___ Records for this task

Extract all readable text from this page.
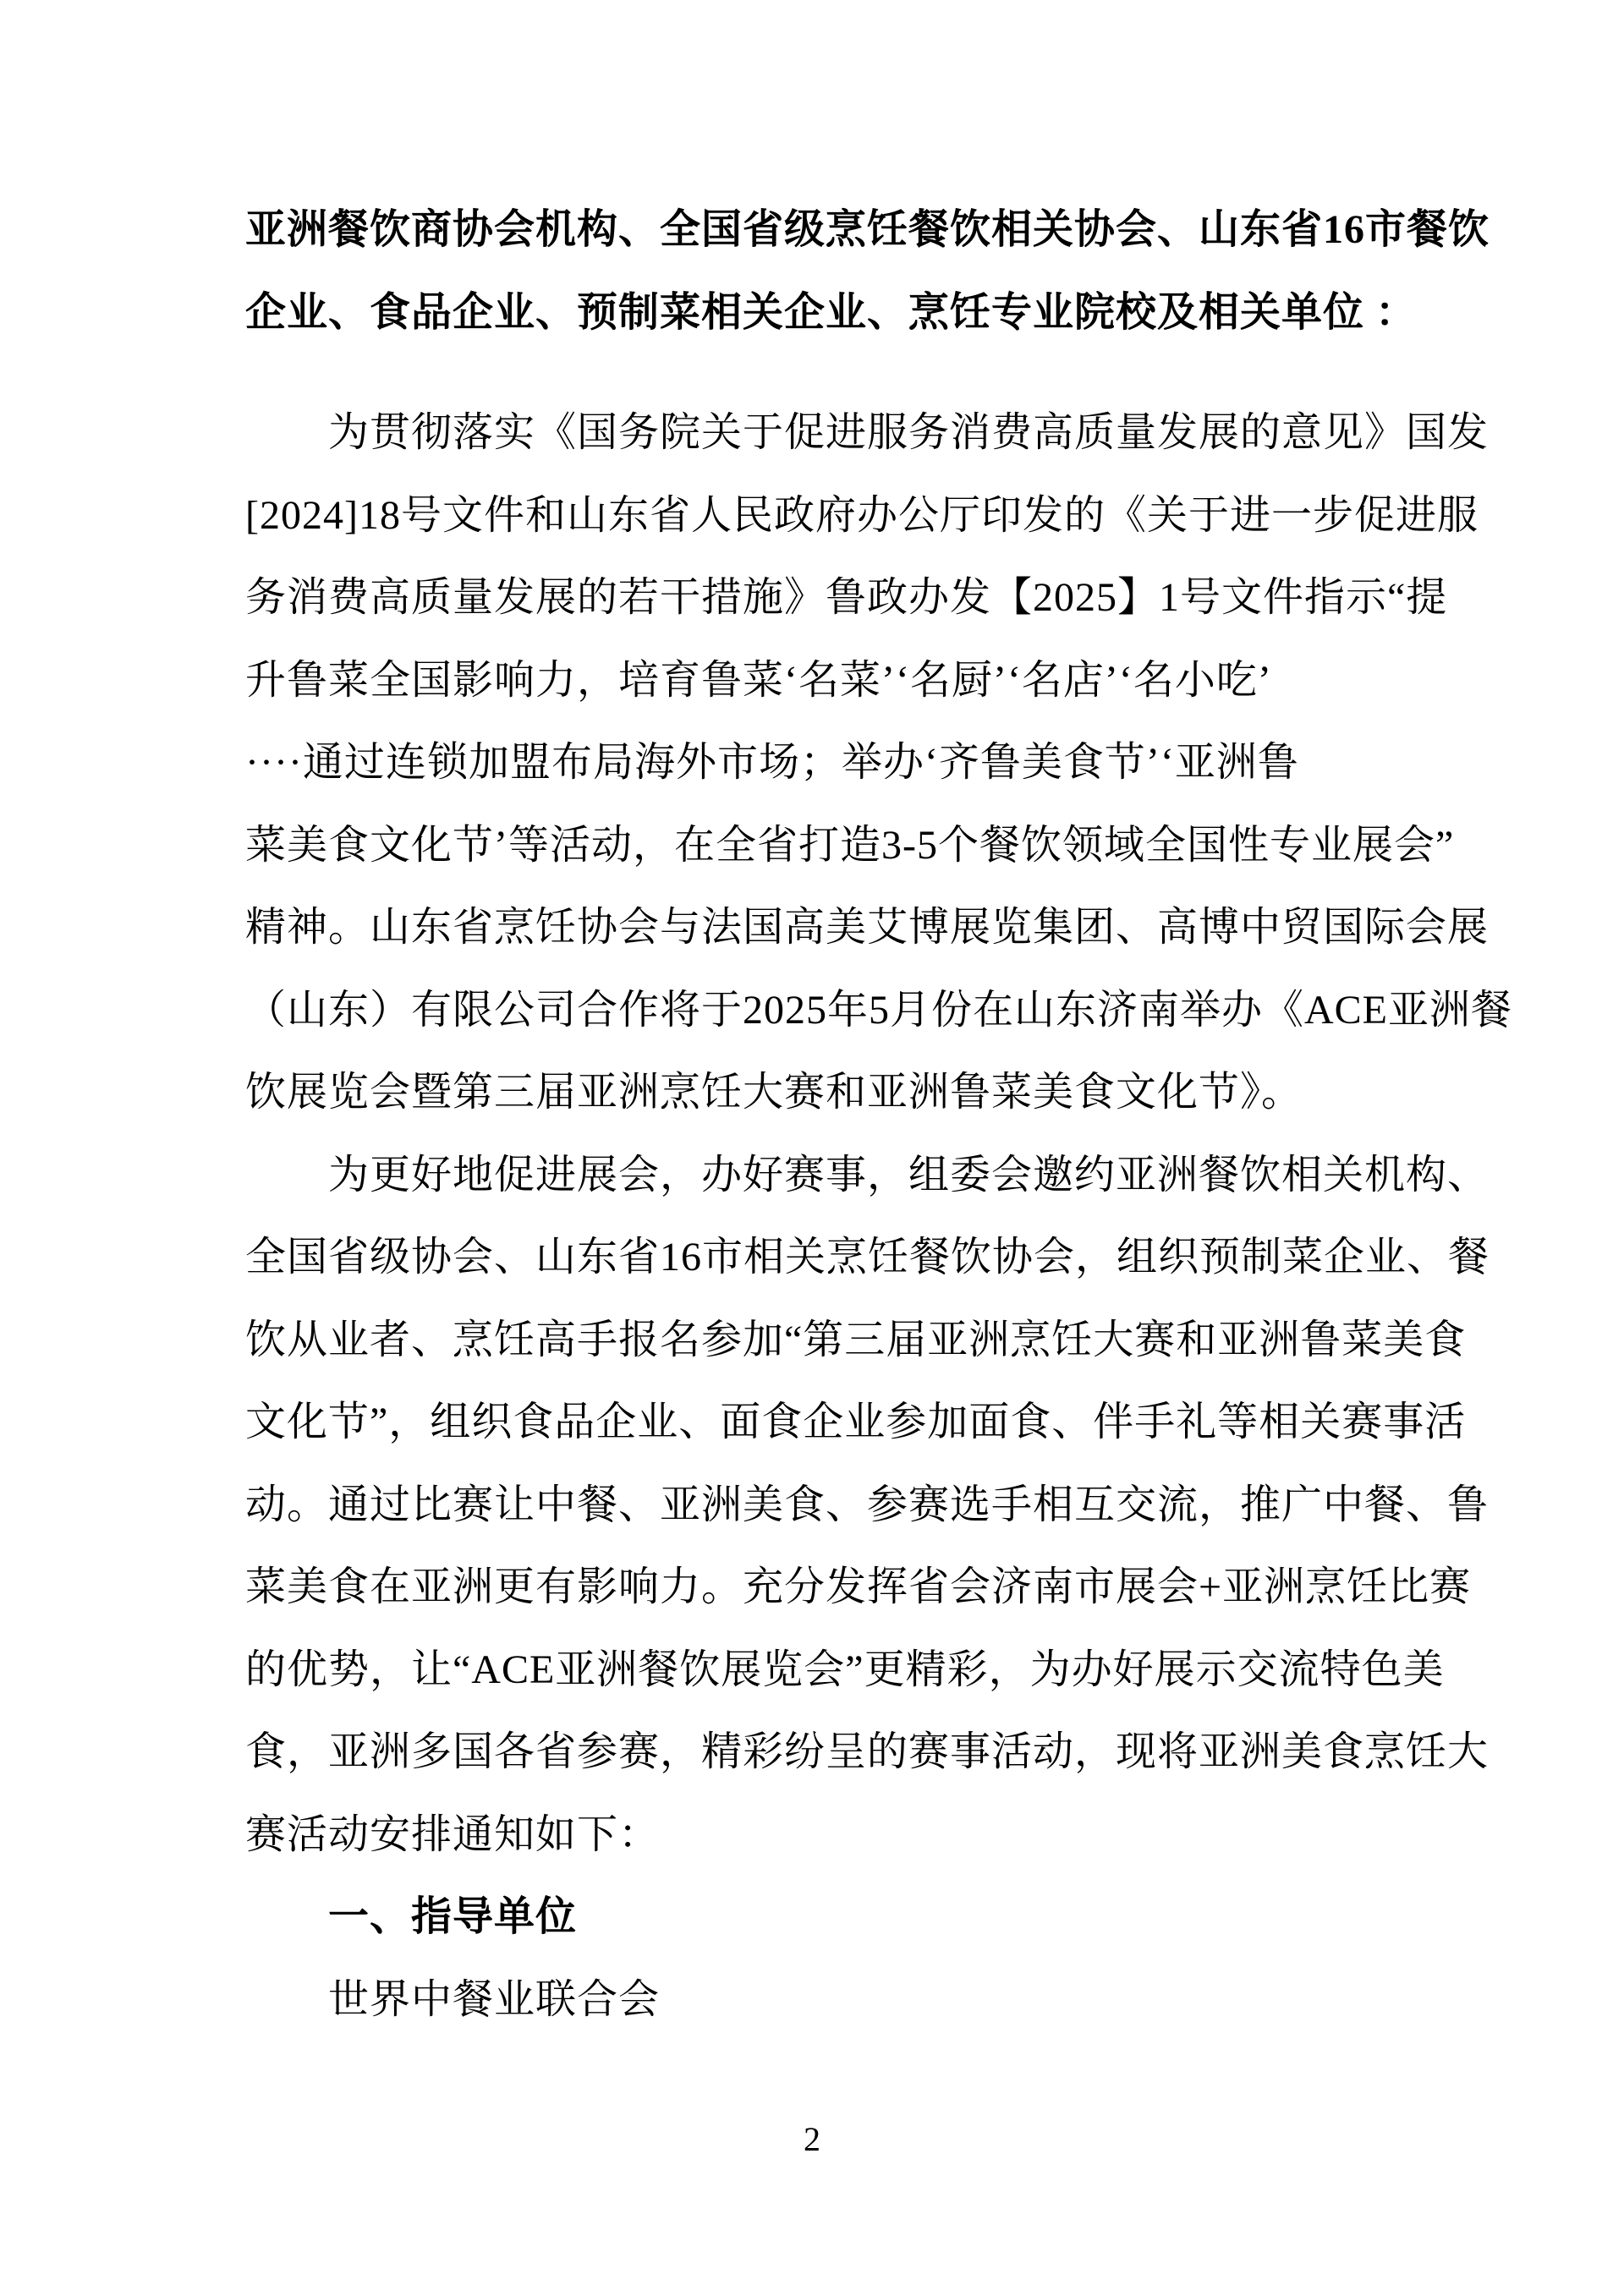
亚洲餐饮商协会机构、全国省级烹饪餐饮相关协会、山东省16市餐饮
企业、食品企业、预制菜相关企业、烹饪专业院校及相关单位 ：
　　为贯彻落实《国务院关于促进服务消费高质量发展的意见》国发
[2024]18号文件和山东省人民政府办公厅印发的《关于进一步促进服
务消费高质量发展的若干措施》鲁政办发【2025】1号文件指示“提
升鲁菜全国影响力，培育鲁菜‘名菜’‘名厨’‘名店’‘名小吃’
····通过连锁加盟布局海外市场；举办‘齐鲁美食节’‘亚洲鲁
菜美食文化节’等活动，在全省打造3-5个餐饮领域全国性专业展会”
精神。山东省烹饪协会与法国高美艾博展览集团、高博中贸国际会展
（山东）有限公司合作将于2025年5月份在山东济南举办《ACE亚洲餐
饮展览会暨第三届亚洲烹饪大赛和亚洲鲁菜美食文化节》。
　　为更好地促进展会，办好赛事，组委会邀约亚洲餐饮相关机构、
全国省级协会、山东省16市相关烹饪餐饮协会，组织预制菜企业、餐
饮从业者、烹饪高手报名参加“第三届亚洲烹饪大赛和亚洲鲁菜美食
文化节”，组织食品企业、面食企业参加面食、伴手礼等相关赛事活
动。通过比赛让中餐、亚洲美食、参赛选手相互交流，推广中餐、鲁
菜美食在亚洲更有影响力。充分发挥省会济南市展会+亚洲烹饪比赛
的优势，让“ACE亚洲餐饮展览会”更精彩，为办好展示交流特色美
食，亚洲多国各省参赛，精彩纷呈的赛事活动，现将亚洲美食烹饪大
赛活动安排通知如下：
　　一、指导单位
　　世界中餐业联合会
2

______

Work to complete
Copy every record above exactly, leaving out the pictures.

Reply to the exercise
Extract all readable text from this page.
亚洲餐饮商协会机构、全国省级烹饪餐饮相关协会、山东省16市餐饮
企业、食品企业、预制菜相关企业、烹饪专业院校及相关单位 ：
　　为贯彻落实《国务院关于促进服务消费高质量发展的意见》国发
[2024]18号文件和山东省人民政府办公厅印发的《关于进一步促进服
务消费高质量发展的若干措施》鲁政办发【2025】1号文件指示“提
升鲁菜全国影响力，培育鲁菜‘名菜’‘名厨’‘名店’‘名小吃’
····通过连锁加盟布局海外市场；举办‘齐鲁美食节’‘亚洲鲁
菜美食文化节’等活动，在全省打造3-5个餐饮领域全国性专业展会”
精神。山东省烹饪协会与法国高美艾博展览集团、高博中贸国际会展
（山东）有限公司合作将于2025年5月份在山东济南举办《ACE亚洲餐
饮展览会暨第三届亚洲烹饪大赛和亚洲鲁菜美食文化节》。
　　为更好地促进展会，办好赛事，组委会邀约亚洲餐饮相关机构、
全国省级协会、山东省16市相关烹饪餐饮协会，组织预制菜企业、餐
饮从业者、烹饪高手报名参加“第三届亚洲烹饪大赛和亚洲鲁菜美食
文化节”，组织食品企业、面食企业参加面食、伴手礼等相关赛事活
动。通过比赛让中餐、亚洲美食、参赛选手相互交流，推广中餐、鲁
菜美食在亚洲更有影响力。充分发挥省会济南市展会+亚洲烹饪比赛
的优势，让“ACE亚洲餐饮展览会”更精彩，为办好展示交流特色美
食，亚洲多国各省参赛，精彩纷呈的赛事活动，现将亚洲美食烹饪大
赛活动安排通知如下：
　　一、指导单位
　　世界中餐业联合会
2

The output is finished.